*YOUR GOAL*
Restate the records that follow word for word; no pictures should appear.

*SUPPLIED DATA*
━━━━━━━━
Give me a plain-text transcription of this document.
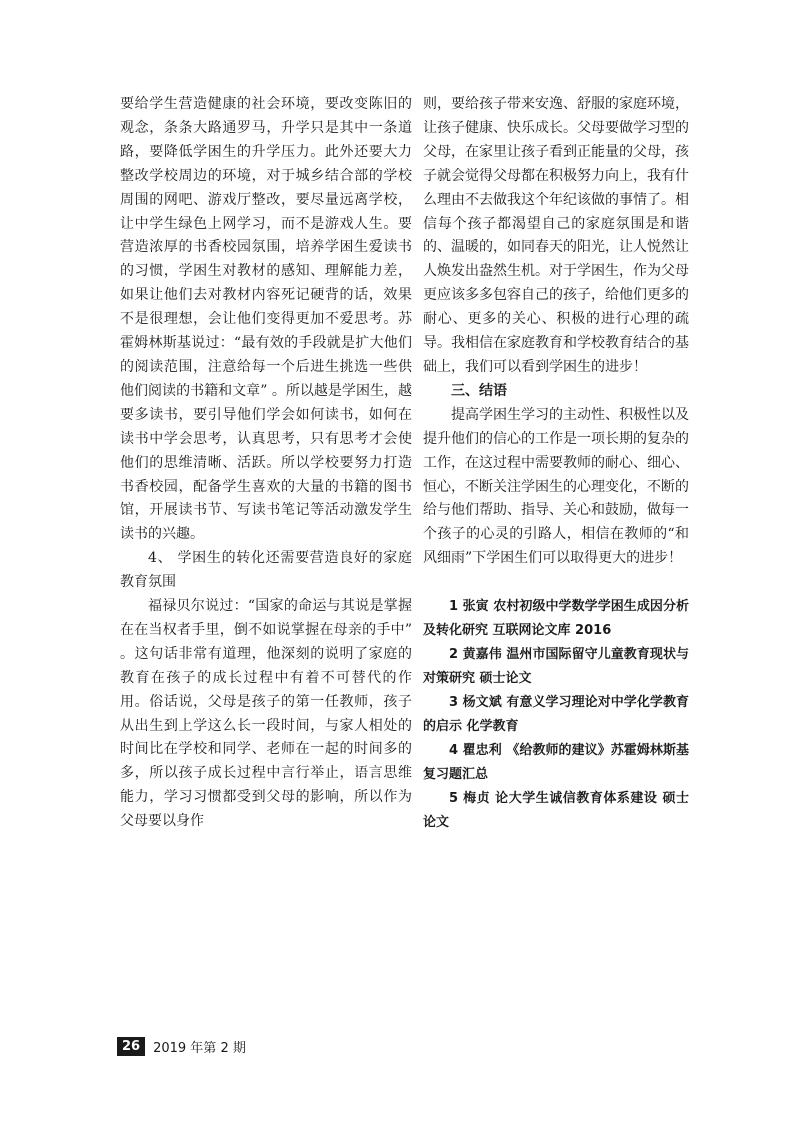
要给学生营造健康的社会环境，要改变陈旧的观念，条条大路通罗马，升学只是其中一条道路，要降低学困生的升学压力。此外还要大力整改学校周边的环境，对于城乡结合部的学校周围的网吧、游戏厅整改，要尽量远离学校，让中学生绿色上网学习，而不是游戏人生。要营造浓厚的书香校园氛围，培养学困生爱读书的习惯，学困生对教材的感知、理解能力差，如果让他们去对教材内容死记硬背的话，效果不是很理想，会让他们变得更加不爱思考。苏霍姆林斯基说过：“最有效的手段就是扩大他们的阅读范围，注意给每一个后进生挑选一些供他们阅读的书籍和文章” 。所以越是学困生，越要多读书，要引导他们学会如何读书，如何在读书中学会思考，认真思考，只有思考才会使他们的思维清晰、活跃。所以学校要努力打造书香校园，配备学生喜欢的大量的书籍的图书馆，开展读书节、写读书笔记等活动激发学生读书的兴趣。

4、 学困生的转化还需要营造良好的家庭教育氛围

福禄贝尔说过：“国家的命运与其说是掌握在在当权者手里，倒不如说掌握在母亲的手中” 。这句话非常有道理，他深刻的说明了家庭的教育在孩子的成长过程中有着不可替代的作用。俗话说，父母是孩子的第一任教师，孩子从出生到上学这么长一段时间，与家人相处的时间比在学校和同学、老师在一起的时间多的多，所以孩子成长过程中言行举止，语言思维能力，学习习惯都受到父母的影响，所以作为父母要以身作

则，要给孩子带来安逸、舒服的家庭环境，让孩子健康、快乐成长。父母要做学习型的父母，在家里让孩子看到正能量的父母，孩子就会觉得父母都在积极努力向上，我有什么理由不去做我这个年纪该做的事情了。相信每个孩子都渴望自己的家庭氛围是和谐的、温暖的，如同春天的阳光，让人悦然让人焕发出盎然生机。对于学困生，作为父母更应该多多包容自己的孩子，给他们更多的耐心、更多的关心、积极的进行心理的疏导。我相信在家庭教育和学校教育结合的基础上，我们可以看到学困生的进步！

三、结语

提高学困生学习的主动性、积极性以及提升他们的信心的工作是一项长期的复杂的工作，在这过程中需要教师的耐心、细心、恒心，不断关注学困生的心理变化，不断的给与他们帮助、指导、关心和鼓励，做每一个孩子的心灵的引路人，相信在教师的“和风细雨”下学困生们可以取得更大的进步！

1 张寅 农村初级中学数学学困生成因分析及转化研究 互联网论文库 2016

2 黄嘉伟 温州市国际留守儿童教育现状与对策研究 硕士论文

3 杨文斌 有意义学习理论对中学化学教育的启示 化学教育

4 瞿忠利 《给教师的建议》苏霍姆林斯基复习题汇总

5 梅贞 论大学生诚信教育体系建设 硕士论文

26	2019 年第 2 期
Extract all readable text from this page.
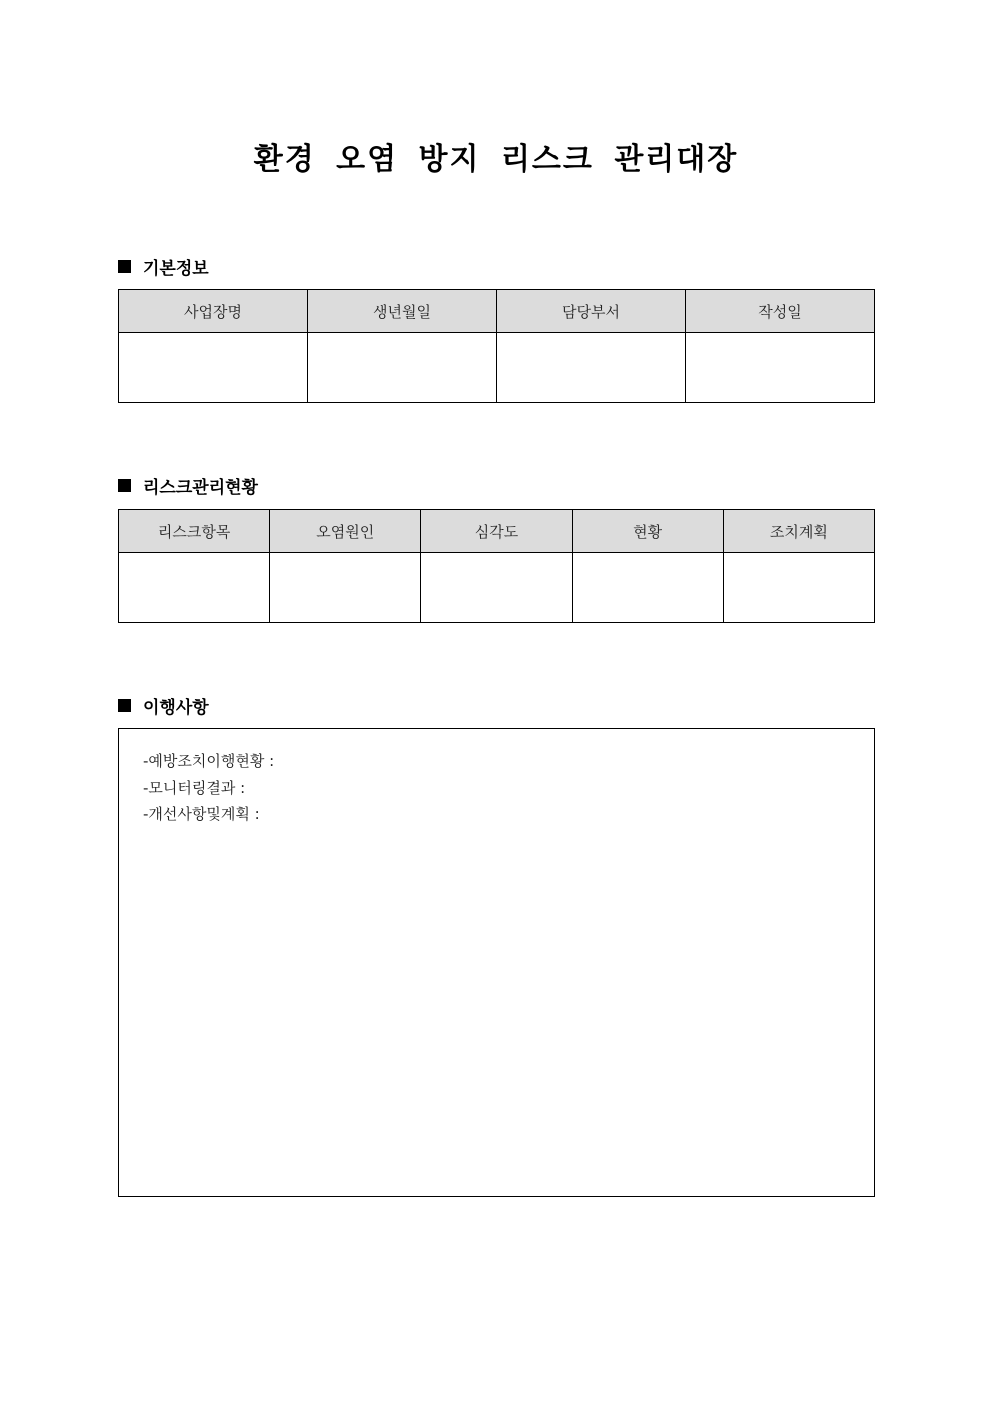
환경 오염 방지 리스크 관리대장
기본정보
사업장명	생년월일	담당부서	작성일

리스크관리현황
리스크항목	오염원인	심각도	현황	조치계획

이행사항
-예방조치이행현황 :
-모니터링결과 :
-개선사항및계획 :
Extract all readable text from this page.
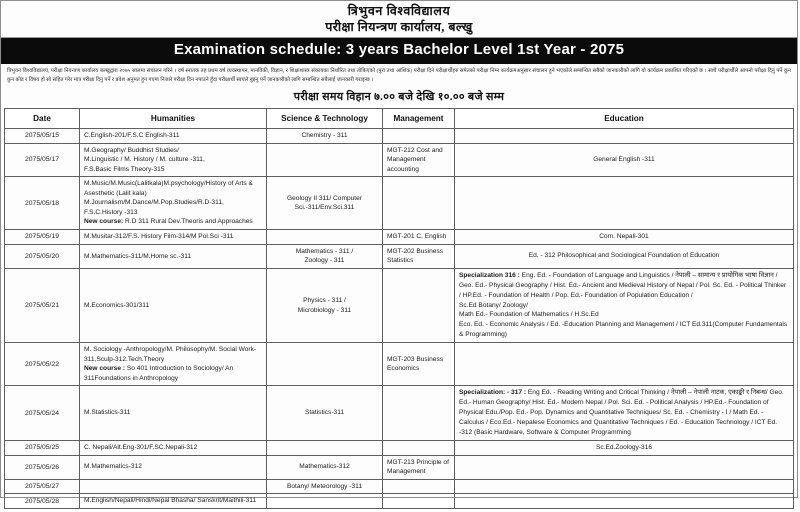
त्रिभुवन विश्वविद्यालय
परीक्षा नियन्त्रण कार्यालय, बल्खु
Examination schedule: 3 years Bachelor Level 1st Year - 2075
त्रिभुवन विश्वविद्यालय, परीक्षा नियन्त्रण कार्यालय बल्खुद्वारा २०७५ सालमा संचालन गरिने । वर्ष स्नातक तह प्रथम वर्ष व्यवस्थापन, मानविकी, विज्ञान, र शिक्षाशास्त्र संकायका निर्धारित तथा तोकिएको (पुरा तथा आंशिक) परीक्षा दिने परीक्षार्थीहरु समेतको परीक्षा निम्न कार्यक्रमअनुसार संचालन हुने भएकोले सम्बन्धित सबैको जानकारीको लागि यो कार्यक्रम प्रकाशित गरिएको छ । साथै परीक्षार्थीले आफ्नो परीक्षा दिनु पर्ने कुन कुन कोड र विषय हो सो सहित गरेर मात्र परीक्षा दिनु पर्ने र प्रवेश अनुमत हुन गएमा निजले परीक्षा दिन नपाउने हुँदा परीक्षार्थी स्वयंले बुझ्नु पर्ने जानकारीको लागि सम्बन्धित सबैलाई जानकारी गराइन्छ ।
परीक्षा समय विहान ७.०० बजे देखि १०.०० बजे सम्म
Date	Humanities	Science & Technology	Management	Education
2075/05/15	C.English-201/F.S.C English-311	Chemistry - 311		
2075/05/17	M.Geography/ Buddhist Studies/
M.Linguistic / M. History / M. culture -311,
F.S.Basic Films Theory-315		MGT-212 Cost and Management accounting	General English -311
2075/05/18	M.Music/M.Music(Lalitkala)M.psychology/History of Arts & Asesthetic (Lalit kala)
M.Journalism/M.Dance/M.Pop.Studies/R.D-311, F.S.C.History -313
New course: R.D 311 Rural Dev.Theoris and Approaches	Geology II 311/ Computer Sci.-311/Env.Sci.311		
2075/05/19	M.Musitar-312/F.S. History Film-314/M Pol.Sci -311		MGT-201 C. English	Com. Nepali-301
2075/05/20	M.Mathematics-311/M.Home sc.-311	Mathematics - 311 /
Zoology - 311	MGT-202 Business Statistics	Ed. - 312 Philosophical and Sociological Foundation of Education
2075/05/21	M.Economics-301/311	Physics - 311 /
Microbiology - 311		Specialization 316 : Eng. Ed. - Foundation of Language and Linguistics / नेपाली – सामान्य र प्रायोगिक भाषा विज्ञान / Geo. Ed.- Physical Geography / Hist. Ed.- Ancient and Medieval History of Nepal / Pol. Sc. Ed. - Political Thinker / HP.Ed. - Foundation of Health / Pop. Ed.- Foundation of Population Education /
Sc.Ed Botany/ Zoology/
Math Ed.- Foundation of Mathematics / H.Sc.Ed
Eco. Ed. - Economic Analysis / Ed. -Education Planning and Management / ICT Ed.311(Computer Fundamentals & Programming)
2075/05/22	M. Sociology -Anthropology/M. Philosophy/M. Social Work-311,Sculp-312.Tech.Theory
New course : So 401 Introduction to Sociology/ An 311Foundations in Anthropology		MGT-203 Business Economics	
2075/05/24	M.Statistics-311	Statistics-311		Specialization: - 317 : Eng Ed. - Reading Writing and Critical Thinking / नेपाली – नेपाली नाटक, एकाङ्की र निबन्ध/ Geo. Ed.- Human Geography/ Hist. Ed.- Modern Nepal / Pol. Sci. Ed. - Political Analysis / HP.Ed.- Foundation of Physical Edu./Pop. Ed.- Pop. Dynamics and Quantitative Techniques/ Sc. Ed. - Chemistry - I / Math Ed. - Calculus / Eco.Ed.- Nepalese Economics and Quantitative Techniques / Ed. - Education Technology / ICT Ed. -312 (Basic Hardware, Software & Computer Programming
2075/05/25	C. Nepali/Alt.Eng-301/F.SC.Nepali-312			Sc.Ed.Zoology-316
2075/05/26	M.Mathematics-312	Mathematics-312	MGT-213 Principle of Management	
2075/05/27		Botany/ Meteorology -311		
2075/05/28	M.English/Nepali/Hindi/Nepal Bhasha/ Sanskrit/Maithili-311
━━━━━━━━
*FULL SOLUTION*
Give me a plain-text transcription of this document.
要给学生营造健康的社会环境，要改变陈旧的观念，条条大路通罗马，升学只是其中一条道路，要降低学困生的升学压力。此外还要大力整改学校周边的环境，对于城乡结合部的学校周围的网吧、游戏厅整改，要尽量远离学校，让中学生绿色上网学习，而不是游戏人生。要营造浓厚的书香校园氛围，培养学困生爱读书的习惯，学困生对教材的感知、理解能力差，如果让他们去对教材内容死记硬背的话，效果不是很理想，会让他们变得更加不爱思考。苏霍姆林斯基说过：“最有效的手段就是扩大他们的阅读范围，注意给每一个后进生挑选一些供他们阅读的书籍和文章” 。所以越是学困生，越要多读书，要引导他们学会如何读书，如何在读书中学会思考，认真思考，只有思考才会使他们的思维清晰、活跃。所以学校要努力打造书香校园，配备学生喜欢的大量的书籍的图书馆，开展读书节、写读书笔记等活动激发学生读书的兴趣。

4、 学困生的转化还需要营造良好的家庭教育氛围

福禄贝尔说过：“国家的命运与其说是掌握在在当权者手里，倒不如说掌握在母亲的手中” 。这句话非常有道理，他深刻的说明了家庭的教育在孩子的成长过程中有着不可替代的作用。俗话说，父母是孩子的第一任教师，孩子从出生到上学这么长一段时间，与家人相处的时间比在学校和同学、老师在一起的时间多的多，所以孩子成长过程中言行举止，语言思维能力，学习习惯都受到父母的影响，所以作为父母要以身作

则，要给孩子带来安逸、舒服的家庭环境，让孩子健康、快乐成长。父母要做学习型的父母，在家里让孩子看到正能量的父母，孩子就会觉得父母都在积极努力向上，我有什么理由不去做我这个年纪该做的事情了。相信每个孩子都渴望自己的家庭氛围是和谐的、温暖的，如同春天的阳光，让人悦然让人焕发出盎然生机。对于学困生，作为父母更应该多多包容自己的孩子，给他们更多的耐心、更多的关心、积极的进行心理的疏导。我相信在家庭教育和学校教育结合的基础上，我们可以看到学困生的进步！

三、结语

提高学困生学习的主动性、积极性以及提升他们的信心的工作是一项长期的复杂的工作，在这过程中需要教师的耐心、细心、恒心，不断关注学困生的心理变化，不断的给与他们帮助、指导、关心和鼓励，做每一个孩子的心灵的引路人，相信在教师的“和风细雨”下学困生们可以取得更大的进步！

1 张寅 农村初级中学数学学困生成因分析及转化研究 互联网论文库 2016

2 黄嘉伟 温州市国际留守儿童教育现状与对策研究 硕士论文

3 杨文斌 有意义学习理论对中学化学教育的启示 化学教育

4 瞿忠利 《给教师的建议》苏霍姆林斯基复习题汇总

5 梅贞 论大学生诚信教育体系建设 硕士论文

26	2019 年第 2 期
Extract all readable text from this page.
환경 오염 방지 리스크 관리대장
기본정보
사업장명	생년월일	담당부서	작성일

리스크관리현황
리스크항목	오염원인	심각도	현황	조치계획

이행사항
-예방조치이행현황 :
-모니터링결과 :
-개선사항및계획 :
Extract all readable text from this page.
त्रिभुवन विश्वविद्यालय
परीक्षा नियन्त्रण कार्यालय, बल्खु
Examination schedule: 3 years Bachelor Level 1st Year - 2075
त्रिभुवन विश्वविद्यालय, परीक्षा नियन्त्रण कार्यालय बल्खुद्वारा २०७५ सालमा संचालन गरिने । वर्ष स्नातक तह प्रथम वर्ष व्यवस्थापन, मानविकी, विज्ञान, र शिक्षाशास्त्र संकायका निर्धारित तथा तोकिएको (पुरा तथा आंशिक) परीक्षा दिने परीक्षार्थीहरु समेतको परीक्षा निम्न कार्यक्रमअनुसार संचालन हुने भएकोले सम्बन्धित सबैको जानकारीको लागि यो कार्यक्रम प्रकाशित गरिएको छ । साथै परीक्षार्थीले आफ्नो परीक्षा दिनु पर्ने कुन कुन कोड र विषय हो सो सहित गरेर मात्र परीक्षा दिनु पर्ने र प्रवेश अनुमत हुन गएमा निजले परीक्षा दिन नपाउने हुँदा परीक्षार्थी स्वयंले बुझ्नु पर्ने जानकारीको लागि सम्बन्धित सबैलाई जानकारी गराइन्छ ।
परीक्षा समय विहान ७.०० बजे देखि १०.०० बजे सम्म
Date	Humanities	Science & Technology	Management	Education
2075/05/15	C.English-201/F.S.C English-311	Chemistry - 311		
2075/05/17	M.Geography/ Buddhist Studies/
M.Linguistic / M. History / M. culture -311,
F.S.Basic Films Theory-315		MGT-212 Cost and Management accounting	General English -311
2075/05/18	M.Music/M.Music(Lalitkala)M.psychology/History of Arts & Asesthetic (Lalit kala)
M.Journalism/M.Dance/M.Pop.Studies/R.D-311, F.S.C.History -313
New course: R.D 311 Rural Dev.Theoris and Approaches	Geology II 311/ Computer Sci.-311/Env.Sci.311		
2075/05/19	M.Musitar-312/F.S. History Film-314/M Pol.Sci -311		MGT-201 C. English	Com. Nepali-301
2075/05/20	M.Mathematics-311/M.Home sc.-311	Mathematics - 311 /
Zoology - 311	MGT-202 Business Statistics	Ed. - 312 Philosophical and Sociological Foundation of Education
2075/05/21	M.Economics-301/311	Physics - 311 /
Microbiology - 311		Specialization 316 : Eng. Ed. - Foundation of Language and Linguistics / नेपाली – सामान्य र प्रायोगिक भाषा विज्ञान / Geo. Ed.- Physical Geography / Hist. Ed.- Ancient and Medieval History of Nepal / Pol. Sc. Ed. - Political Thinker / HP.Ed. - Foundation of Health / Pop. Ed.- Foundation of Population Education /
Sc.Ed Botany/ Zoology/
Math Ed.- Foundation of Mathematics / H.Sc.Ed
Eco. Ed. - Economic Analysis / Ed. -Education Planning and Management / ICT Ed.311(Computer Fundamentals & Programming)
2075/05/22	M. Sociology -Anthropology/M. Philosophy/M. Social Work-311,Sculp-312.Tech.Theory
New course : So 401 Introduction to Sociology/ An 311Foundations in Anthropology		MGT-203 Business Economics	
2075/05/24	M.Statistics-311	Statistics-311		Specialization: - 317 : Eng Ed. - Reading Writing and Critical Thinking / नेपाली – नेपाली नाटक, एकाङ्की र निबन्ध/ Geo. Ed.- Human Geography/ Hist. Ed.- Modern Nepal / Pol. Sci. Ed. - Political Analysis / HP.Ed.- Foundation of Physical Edu./Pop. Ed.- Pop. Dynamics and Quantitative Techniques/ Sc. Ed. - Chemistry - I / Math Ed. - Calculus / Eco.Ed.- Nepalese Economics and Quantitative Techniques / Ed. - Education Technology / ICT Ed. -312 (Basic Hardware, Software & Computer Programming
2075/05/25	C. Nepali/Alt.Eng-301/F.SC.Nepali-312			Sc.Ed.Zoology-316
2075/05/26	M.Mathematics-312	Mathematics-312	MGT-213 Principle of Management	
2075/05/27		Botany/ Meteorology -311		
2075/05/28	M.English/Nepali/Hindi/Nepal Bhasha/ Sanskrit/Maithili-311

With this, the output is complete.